The exercise – Write out the entries below once more, exactly, with the pictures left out.

Exercise material –
►
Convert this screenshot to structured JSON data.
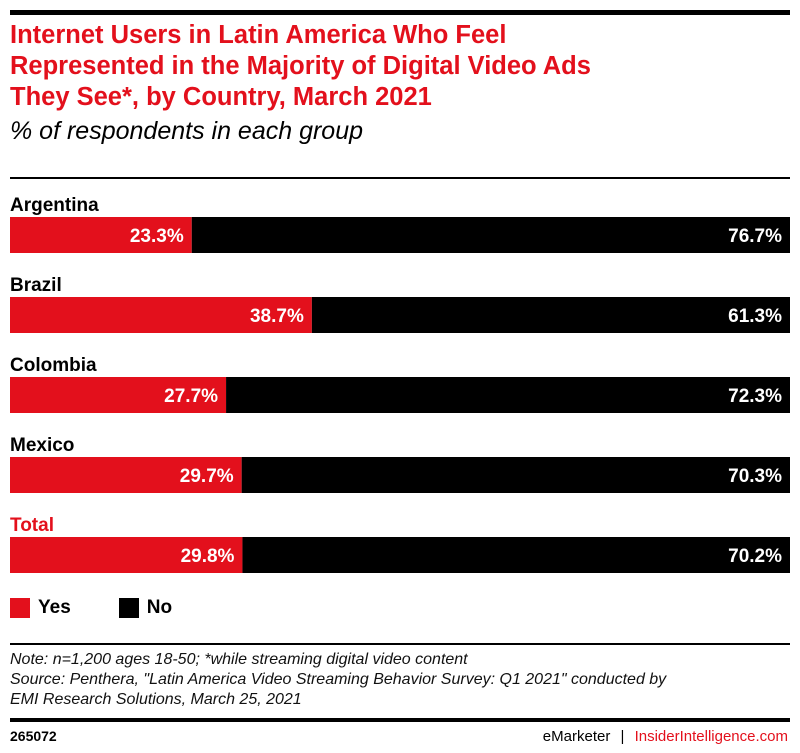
{
  "title": "Internet Users in Latin America Who Feel Represented in the Majority of Digital Video Ads They See*, by Country, March 2021",
  "title_lines": [
    "Internet Users in Latin America Who Feel",
    "Represented in the Majority of Digital Video Ads",
    "They See*, by Country, March 2021"
  ],
  "subtitle": "% of respondents in each group",
  "colors": {
    "yes": "#e3101c",
    "no": "#000000",
    "title": "#e3101c",
    "total_label": "#e3101c"
  },
  "legend": [
    {
      "label": "Yes",
      "color": "#e3101c"
    },
    {
      "label": "No",
      "color": "#000000"
    }
  ],
  "notes": {
    "note": "Note: n=1,200 ages 18-50; *while streaming digital video content",
    "source_line1": "Source: Penthera, \"Latin America Video Streaming Behavior Survey: Q1 2021\" conducted by",
    "source_line2": "EMI Research Solutions, March 25, 2021"
  },
  "footer": {
    "chart_id": "265072",
    "brand": "eMarketer",
    "separator": "|",
    "site": "InsiderIntelligence.com"
  },
  "chart_data": {
    "type": "bar",
    "orientation": "horizontal",
    "stacked": true,
    "title": "Internet Users in Latin America Who Feel Represented in the Majority of Digital Video Ads They See*, by Country, March 2021",
    "subtitle": "% of respondents in each group",
    "xlabel": "",
    "ylabel": "",
    "xlim": [
      0,
      100
    ],
    "grid": false,
    "legend_position": "bottom-left",
    "categories": [
      "Argentina",
      "Brazil",
      "Colombia",
      "Mexico",
      "Total"
    ],
    "series": [
      {
        "name": "Yes",
        "color": "#e3101c",
        "values": [
          23.3,
          38.7,
          27.7,
          29.7,
          29.8
        ],
        "labels": [
          "23.3%",
          "38.7%",
          "27.7%",
          "29.7%",
          "29.8%"
        ]
      },
      {
        "name": "No",
        "color": "#000000",
        "values": [
          76.7,
          61.3,
          72.3,
          70.3,
          70.2
        ],
        "labels": [
          "76.7%",
          "61.3%",
          "72.3%",
          "70.3%",
          "70.2%"
        ]
      }
    ],
    "highlighted_category": "Total"
  }
}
◄
Task output –
Convert this screenshot to structured JSON data.
{
  "title": "Internet Users in Latin America Who Feel Represented in the Majority of Digital Video Ads They See*, by Country, March 2021",
  "title_lines": [
    "Internet Users in Latin America Who Feel",
    "Represented in the Majority of Digital Video Ads",
    "They See*, by Country, March 2021"
  ],
  "subtitle": "% of respondents in each group",
  "colors": {
    "yes": "#e3101c",
    "no": "#000000",
    "title": "#e3101c",
    "total_label": "#e3101c"
  },
  "legend": [
    {
      "label": "Yes",
      "color": "#e3101c"
    },
    {
      "label": "No",
      "color": "#000000"
    }
  ],
  "notes": {
    "note": "Note: n=1,200 ages 18-50; *while streaming digital video content",
    "source_line1": "Source: Penthera, \"Latin America Video Streaming Behavior Survey: Q1 2021\" conducted by",
    "source_line2": "EMI Research Solutions, March 25, 2021"
  },
  "footer": {
    "chart_id": "265072",
    "brand": "eMarketer",
    "separator": "|",
    "site": "InsiderIntelligence.com"
  },
  "chart_data": {
    "type": "bar",
    "orientation": "horizontal",
    "stacked": true,
    "title": "Internet Users in Latin America Who Feel Represented in the Majority of Digital Video Ads They See*, by Country, March 2021",
    "subtitle": "% of respondents in each group",
    "xlabel": "",
    "ylabel": "",
    "xlim": [
      0,
      100
    ],
    "grid": false,
    "legend_position": "bottom-left",
    "categories": [
      "Argentina",
      "Brazil",
      "Colombia",
      "Mexico",
      "Total"
    ],
    "series": [
      {
        "name": "Yes",
        "color": "#e3101c",
        "values": [
          23.3,
          38.7,
          27.7,
          29.7,
          29.8
        ],
        "labels": [
          "23.3%",
          "38.7%",
          "27.7%",
          "29.7%",
          "29.8%"
        ]
      },
      {
        "name": "No",
        "color": "#000000",
        "values": [
          76.7,
          61.3,
          72.3,
          70.3,
          70.2
        ],
        "labels": [
          "76.7%",
          "61.3%",
          "72.3%",
          "70.3%",
          "70.2%"
        ]
      }
    ],
    "highlighted_category": "Total"
  }
}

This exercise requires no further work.